::: RECORDS FOR THIS TASK :::
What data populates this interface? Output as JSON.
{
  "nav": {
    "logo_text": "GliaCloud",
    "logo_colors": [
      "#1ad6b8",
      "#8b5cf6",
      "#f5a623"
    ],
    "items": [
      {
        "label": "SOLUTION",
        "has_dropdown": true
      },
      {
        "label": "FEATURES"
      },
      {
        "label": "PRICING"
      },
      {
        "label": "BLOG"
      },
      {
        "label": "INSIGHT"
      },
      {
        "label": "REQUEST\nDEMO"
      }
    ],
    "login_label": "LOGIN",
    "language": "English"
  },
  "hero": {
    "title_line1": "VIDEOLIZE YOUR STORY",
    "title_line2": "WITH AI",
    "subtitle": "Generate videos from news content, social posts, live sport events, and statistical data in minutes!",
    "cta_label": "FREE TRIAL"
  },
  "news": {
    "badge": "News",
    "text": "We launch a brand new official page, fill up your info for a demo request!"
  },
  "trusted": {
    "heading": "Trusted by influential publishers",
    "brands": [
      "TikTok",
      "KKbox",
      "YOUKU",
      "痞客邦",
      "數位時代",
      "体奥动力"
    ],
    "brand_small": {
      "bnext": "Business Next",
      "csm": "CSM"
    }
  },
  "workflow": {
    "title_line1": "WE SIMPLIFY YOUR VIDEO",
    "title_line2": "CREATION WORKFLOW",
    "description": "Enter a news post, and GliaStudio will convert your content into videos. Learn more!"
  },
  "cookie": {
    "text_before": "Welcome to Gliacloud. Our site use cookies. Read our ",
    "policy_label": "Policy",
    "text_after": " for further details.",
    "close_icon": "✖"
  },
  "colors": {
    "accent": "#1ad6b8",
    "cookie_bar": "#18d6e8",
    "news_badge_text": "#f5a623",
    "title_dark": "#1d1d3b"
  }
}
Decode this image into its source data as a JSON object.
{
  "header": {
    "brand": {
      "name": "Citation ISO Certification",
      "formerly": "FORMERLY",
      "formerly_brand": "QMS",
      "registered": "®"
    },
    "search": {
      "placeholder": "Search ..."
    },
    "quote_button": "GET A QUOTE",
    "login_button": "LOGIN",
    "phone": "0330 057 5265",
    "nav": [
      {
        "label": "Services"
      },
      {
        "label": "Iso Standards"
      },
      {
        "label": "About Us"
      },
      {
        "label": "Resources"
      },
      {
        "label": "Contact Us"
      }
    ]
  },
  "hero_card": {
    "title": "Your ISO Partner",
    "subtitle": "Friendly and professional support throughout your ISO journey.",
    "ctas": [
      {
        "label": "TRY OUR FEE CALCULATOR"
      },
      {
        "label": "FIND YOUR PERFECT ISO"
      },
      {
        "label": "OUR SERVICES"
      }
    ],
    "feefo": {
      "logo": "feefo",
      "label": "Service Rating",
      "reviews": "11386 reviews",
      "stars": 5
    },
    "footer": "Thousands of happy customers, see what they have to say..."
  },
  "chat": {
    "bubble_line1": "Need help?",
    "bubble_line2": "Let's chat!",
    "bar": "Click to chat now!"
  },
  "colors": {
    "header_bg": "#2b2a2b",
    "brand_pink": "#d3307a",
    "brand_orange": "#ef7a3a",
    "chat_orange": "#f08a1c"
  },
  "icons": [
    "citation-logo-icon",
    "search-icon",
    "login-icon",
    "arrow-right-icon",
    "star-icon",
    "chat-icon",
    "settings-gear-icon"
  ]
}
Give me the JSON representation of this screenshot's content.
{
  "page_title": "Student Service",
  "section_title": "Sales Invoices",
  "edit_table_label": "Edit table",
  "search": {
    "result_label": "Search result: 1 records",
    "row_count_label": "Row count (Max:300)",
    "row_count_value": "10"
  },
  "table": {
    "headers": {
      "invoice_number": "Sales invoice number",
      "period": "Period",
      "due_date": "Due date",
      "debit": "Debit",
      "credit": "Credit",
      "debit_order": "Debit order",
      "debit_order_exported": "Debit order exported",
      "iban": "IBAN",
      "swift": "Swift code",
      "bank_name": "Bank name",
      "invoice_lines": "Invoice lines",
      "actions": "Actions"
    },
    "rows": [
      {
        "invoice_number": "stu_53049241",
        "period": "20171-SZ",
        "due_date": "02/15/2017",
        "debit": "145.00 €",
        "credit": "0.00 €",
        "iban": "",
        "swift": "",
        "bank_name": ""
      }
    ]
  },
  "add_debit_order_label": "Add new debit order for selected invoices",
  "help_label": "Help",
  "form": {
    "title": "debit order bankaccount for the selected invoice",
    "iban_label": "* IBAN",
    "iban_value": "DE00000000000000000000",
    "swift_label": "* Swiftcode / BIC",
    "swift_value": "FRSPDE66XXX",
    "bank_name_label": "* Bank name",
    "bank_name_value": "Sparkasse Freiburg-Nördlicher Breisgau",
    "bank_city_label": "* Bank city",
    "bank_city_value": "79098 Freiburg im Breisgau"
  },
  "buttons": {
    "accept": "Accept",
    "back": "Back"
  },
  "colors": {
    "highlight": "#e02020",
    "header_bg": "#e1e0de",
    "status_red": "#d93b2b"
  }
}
:::
DIRECTIONS:
Reproduce the entries above exactly.

EXERCISE RESPONSE:
What data populates this interface? Output as JSON.
{
  "nav": {
    "logo_text": "GliaCloud",
    "logo_colors": [
      "#1ad6b8",
      "#8b5cf6",
      "#f5a623"
    ],
    "items": [
      {
        "label": "SOLUTION",
        "has_dropdown": true
      },
      {
        "label": "FEATURES"
      },
      {
        "label": "PRICING"
      },
      {
        "label": "BLOG"
      },
      {
        "label": "INSIGHT"
      },
      {
        "label": "REQUEST\nDEMO"
      }
    ],
    "login_label": "LOGIN",
    "language": "English"
  },
  "hero": {
    "title_line1": "VIDEOLIZE YOUR STORY",
    "title_line2": "WITH AI",
    "subtitle": "Generate videos from news content, social posts, live sport events, and statistical data in minutes!",
    "cta_label": "FREE TRIAL"
  },
  "news": {
    "badge": "News",
    "text": "We launch a brand new official page, fill up your info for a demo request!"
  },
  "trusted": {
    "heading": "Trusted by influential publishers",
    "brands": [
      "TikTok",
      "KKbox",
      "YOUKU",
      "痞客邦",
      "數位時代",
      "体奥动力"
    ],
    "brand_small": {
      "bnext": "Business Next",
      "csm": "CSM"
    }
  },
  "workflow": {
    "title_line1": "WE SIMPLIFY YOUR VIDEO",
    "title_line2": "CREATION WORKFLOW",
    "description": "Enter a news post, and GliaStudio will convert your content into videos. Learn more!"
  },
  "cookie": {
    "text_before": "Welcome to Gliacloud. Our site use cookies. Read our ",
    "policy_label": "Policy",
    "text_after": " for further details.",
    "close_icon": "✖"
  },
  "colors": {
    "accent": "#1ad6b8",
    "cookie_bar": "#18d6e8",
    "news_badge_text": "#f5a623",
    "title_dark": "#1d1d3b"
  }
}
Decode this image into its source data as a JSON object.
{
  "header": {
    "brand": {
      "name": "Citation ISO Certification",
      "formerly": "FORMERLY",
      "formerly_brand": "QMS",
      "registered": "®"
    },
    "search": {
      "placeholder": "Search ..."
    },
    "quote_button": "GET A QUOTE",
    "login_button": "LOGIN",
    "phone": "0330 057 5265",
    "nav": [
      {
        "label": "Services"
      },
      {
        "label": "Iso Standards"
      },
      {
        "label": "About Us"
      },
      {
        "label": "Resources"
      },
      {
        "label": "Contact Us"
      }
    ]
  },
  "hero_card": {
    "title": "Your ISO Partner",
    "subtitle": "Friendly and professional support throughout your ISO journey.",
    "ctas": [
      {
        "label": "TRY OUR FEE CALCULATOR"
      },
      {
        "label": "FIND YOUR PERFECT ISO"
      },
      {
        "label": "OUR SERVICES"
      }
    ],
    "feefo": {
      "logo": "feefo",
      "label": "Service Rating",
      "reviews": "11386 reviews",
      "stars": 5
    },
    "footer": "Thousands of happy customers, see what they have to say..."
  },
  "chat": {
    "bubble_line1": "Need help?",
    "bubble_line2": "Let's chat!",
    "bar": "Click to chat now!"
  },
  "colors": {
    "header_bg": "#2b2a2b",
    "brand_pink": "#d3307a",
    "brand_orange": "#ef7a3a",
    "chat_orange": "#f08a1c"
  },
  "icons": [
    "citation-logo-icon",
    "search-icon",
    "login-icon",
    "arrow-right-icon",
    "star-icon",
    "chat-icon",
    "settings-gear-icon"
  ]
}
Give me the JSON representation of this screenshot's content.
{
  "page_title": "Student Service",
  "section_title": "Sales Invoices",
  "edit_table_label": "Edit table",
  "search": {
    "result_label": "Search result: 1 records",
    "row_count_label": "Row count (Max:300)",
    "row_count_value": "10"
  },
  "table": {
    "headers": {
      "invoice_number": "Sales invoice number",
      "period": "Period",
      "due_date": "Due date",
      "debit": "Debit",
      "credit": "Credit",
      "debit_order": "Debit order",
      "debit_order_exported": "Debit order exported",
      "iban": "IBAN",
      "swift": "Swift code",
      "bank_name": "Bank name",
      "invoice_lines": "Invoice lines",
      "actions": "Actions"
    },
    "rows": [
      {
        "invoice_number": "stu_53049241",
        "period": "20171-SZ",
        "due_date": "02/15/2017",
        "debit": "145.00 €",
        "credit": "0.00 €",
        "iban": "",
        "swift": "",
        "bank_name": ""
      }
    ]
  },
  "add_debit_order_label": "Add new debit order for selected invoices",
  "help_label": "Help",
  "form": {
    "title": "debit order bankaccount for the selected invoice",
    "iban_label": "* IBAN",
    "iban_value": "DE00000000000000000000",
    "swift_label": "* Swiftcode / BIC",
    "swift_value": "FRSPDE66XXX",
    "bank_name_label": "* Bank name",
    "bank_name_value": "Sparkasse Freiburg-Nördlicher Breisgau",
    "bank_city_label": "* Bank city",
    "bank_city_value": "79098 Freiburg im Breisgau"
  },
  "buttons": {
    "accept": "Accept",
    "back": "Back"
  },
  "colors": {
    "highlight": "#e02020",
    "header_bg": "#e1e0de",
    "status_red": "#d93b2b"
  }
}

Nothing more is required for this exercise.